» Task details:
All lines from the one containing "Transcribe this image's" through the final line of the material below must appear exactly as they are, with nothing else.

%%

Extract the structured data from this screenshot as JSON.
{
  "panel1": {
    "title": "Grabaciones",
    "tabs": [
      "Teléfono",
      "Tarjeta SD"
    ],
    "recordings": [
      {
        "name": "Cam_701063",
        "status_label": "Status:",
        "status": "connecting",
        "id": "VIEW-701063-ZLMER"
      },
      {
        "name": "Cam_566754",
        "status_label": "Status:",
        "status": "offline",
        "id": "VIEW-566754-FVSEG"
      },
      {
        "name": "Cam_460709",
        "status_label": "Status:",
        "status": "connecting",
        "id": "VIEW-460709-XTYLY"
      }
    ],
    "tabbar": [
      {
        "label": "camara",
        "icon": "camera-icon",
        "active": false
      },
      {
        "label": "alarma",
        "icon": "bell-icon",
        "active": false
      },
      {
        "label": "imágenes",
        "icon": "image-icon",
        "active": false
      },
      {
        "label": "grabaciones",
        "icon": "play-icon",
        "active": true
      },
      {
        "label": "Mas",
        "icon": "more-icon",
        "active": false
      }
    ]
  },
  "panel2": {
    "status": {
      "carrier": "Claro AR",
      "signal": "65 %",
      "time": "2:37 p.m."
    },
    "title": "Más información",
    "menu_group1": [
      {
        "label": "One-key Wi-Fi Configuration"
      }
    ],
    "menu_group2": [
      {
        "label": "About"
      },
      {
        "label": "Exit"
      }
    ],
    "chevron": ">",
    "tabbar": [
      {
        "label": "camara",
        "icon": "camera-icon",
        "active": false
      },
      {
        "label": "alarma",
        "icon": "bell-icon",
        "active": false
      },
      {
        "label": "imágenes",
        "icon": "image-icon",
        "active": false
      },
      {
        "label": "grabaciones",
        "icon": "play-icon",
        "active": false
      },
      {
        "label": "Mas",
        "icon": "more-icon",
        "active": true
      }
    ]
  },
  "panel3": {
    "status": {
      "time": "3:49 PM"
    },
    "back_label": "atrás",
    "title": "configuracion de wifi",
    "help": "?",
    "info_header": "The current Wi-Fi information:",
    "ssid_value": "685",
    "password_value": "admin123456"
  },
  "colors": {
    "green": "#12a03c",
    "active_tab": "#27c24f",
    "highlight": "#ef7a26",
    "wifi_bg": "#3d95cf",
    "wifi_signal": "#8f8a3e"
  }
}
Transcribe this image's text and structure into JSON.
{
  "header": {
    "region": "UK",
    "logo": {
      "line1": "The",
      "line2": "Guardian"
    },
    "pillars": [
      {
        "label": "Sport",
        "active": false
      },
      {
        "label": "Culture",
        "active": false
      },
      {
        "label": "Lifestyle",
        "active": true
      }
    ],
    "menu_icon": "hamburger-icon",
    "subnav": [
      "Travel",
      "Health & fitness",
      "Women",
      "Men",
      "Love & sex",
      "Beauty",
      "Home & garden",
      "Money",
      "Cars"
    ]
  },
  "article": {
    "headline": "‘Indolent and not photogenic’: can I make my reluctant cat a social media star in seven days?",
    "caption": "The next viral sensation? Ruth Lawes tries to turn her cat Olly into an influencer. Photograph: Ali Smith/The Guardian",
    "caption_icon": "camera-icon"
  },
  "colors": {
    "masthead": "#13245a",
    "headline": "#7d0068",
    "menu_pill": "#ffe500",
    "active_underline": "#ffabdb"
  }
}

%%

» Answer space:
Transcribe this image's text and structure into JSON.
{
  "header": {
    "region": "UK",
    "logo": {
      "line1": "The",
      "line2": "Guardian"
    },
    "pillars": [
      {
        "label": "Sport",
        "active": false
      },
      {
        "label": "Culture",
        "active": false
      },
      {
        "label": "Lifestyle",
        "active": true
      }
    ],
    "menu_icon": "hamburger-icon",
    "subnav": [
      "Travel",
      "Health & fitness",
      "Women",
      "Men",
      "Love & sex",
      "Beauty",
      "Home & garden",
      "Money",
      "Cars"
    ]
  },
  "article": {
    "headline": "‘Indolent and not photogenic’: can I make my reluctant cat a social media star in seven days?",
    "caption": "The next viral sensation? Ruth Lawes tries to turn her cat Olly into an influencer. Photograph: Ali Smith/The Guardian",
    "caption_icon": "camera-icon"
  },
  "colors": {
    "masthead": "#13245a",
    "headline": "#7d0068",
    "menu_pill": "#ffe500",
    "active_underline": "#ffabdb"
  }
}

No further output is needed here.